Given task: What lines of the data include the string "dinner"? Copy them all.
════
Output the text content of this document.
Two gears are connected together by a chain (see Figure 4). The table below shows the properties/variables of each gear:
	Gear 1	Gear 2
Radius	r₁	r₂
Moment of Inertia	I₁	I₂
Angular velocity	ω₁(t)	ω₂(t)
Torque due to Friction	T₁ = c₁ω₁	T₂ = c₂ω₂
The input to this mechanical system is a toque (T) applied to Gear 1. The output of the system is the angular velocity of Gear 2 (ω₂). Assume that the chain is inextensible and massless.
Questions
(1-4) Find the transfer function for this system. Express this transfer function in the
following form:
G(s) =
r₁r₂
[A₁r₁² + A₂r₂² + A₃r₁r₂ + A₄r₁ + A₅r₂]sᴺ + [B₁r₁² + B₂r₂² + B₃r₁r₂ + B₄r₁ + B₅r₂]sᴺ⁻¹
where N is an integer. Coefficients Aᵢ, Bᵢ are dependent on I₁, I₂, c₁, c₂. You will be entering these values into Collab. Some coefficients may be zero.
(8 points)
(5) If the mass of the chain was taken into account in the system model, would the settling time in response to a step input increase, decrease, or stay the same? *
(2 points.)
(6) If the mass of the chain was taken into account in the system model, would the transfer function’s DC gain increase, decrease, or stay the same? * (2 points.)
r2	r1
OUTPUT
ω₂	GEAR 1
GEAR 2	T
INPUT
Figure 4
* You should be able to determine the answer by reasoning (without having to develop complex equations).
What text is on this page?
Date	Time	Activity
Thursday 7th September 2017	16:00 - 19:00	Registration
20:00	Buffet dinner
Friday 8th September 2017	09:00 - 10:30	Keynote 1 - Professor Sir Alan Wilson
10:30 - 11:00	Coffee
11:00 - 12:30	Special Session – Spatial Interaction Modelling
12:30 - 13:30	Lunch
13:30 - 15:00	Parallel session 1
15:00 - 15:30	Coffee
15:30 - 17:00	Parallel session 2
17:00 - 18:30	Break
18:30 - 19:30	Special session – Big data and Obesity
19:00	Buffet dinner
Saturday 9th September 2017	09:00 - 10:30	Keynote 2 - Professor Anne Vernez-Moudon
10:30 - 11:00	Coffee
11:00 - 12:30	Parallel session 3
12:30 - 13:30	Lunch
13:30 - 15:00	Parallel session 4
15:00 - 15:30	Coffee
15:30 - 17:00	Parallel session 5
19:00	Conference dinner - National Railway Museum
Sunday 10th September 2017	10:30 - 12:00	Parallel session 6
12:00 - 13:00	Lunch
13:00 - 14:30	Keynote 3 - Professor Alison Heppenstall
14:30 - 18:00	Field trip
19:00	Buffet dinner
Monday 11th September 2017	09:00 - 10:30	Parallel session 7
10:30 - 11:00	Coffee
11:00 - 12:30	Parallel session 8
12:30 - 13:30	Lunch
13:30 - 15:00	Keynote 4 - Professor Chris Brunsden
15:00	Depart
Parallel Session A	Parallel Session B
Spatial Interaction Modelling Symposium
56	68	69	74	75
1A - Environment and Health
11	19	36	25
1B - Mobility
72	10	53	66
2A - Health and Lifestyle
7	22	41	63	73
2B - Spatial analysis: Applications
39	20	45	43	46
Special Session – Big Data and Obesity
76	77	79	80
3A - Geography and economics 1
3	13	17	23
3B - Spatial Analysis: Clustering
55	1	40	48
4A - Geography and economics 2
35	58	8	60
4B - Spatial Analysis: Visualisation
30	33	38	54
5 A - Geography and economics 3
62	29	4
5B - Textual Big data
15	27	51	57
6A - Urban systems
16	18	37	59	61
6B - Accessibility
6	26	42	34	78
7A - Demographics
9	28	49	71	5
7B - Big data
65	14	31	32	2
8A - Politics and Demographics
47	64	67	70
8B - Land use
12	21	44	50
════
The solution:
20:00	Buffet dinner
19:00	Buffet dinner
19:00	Conference dinner - National Railway Museum
19:00	Buffet dinner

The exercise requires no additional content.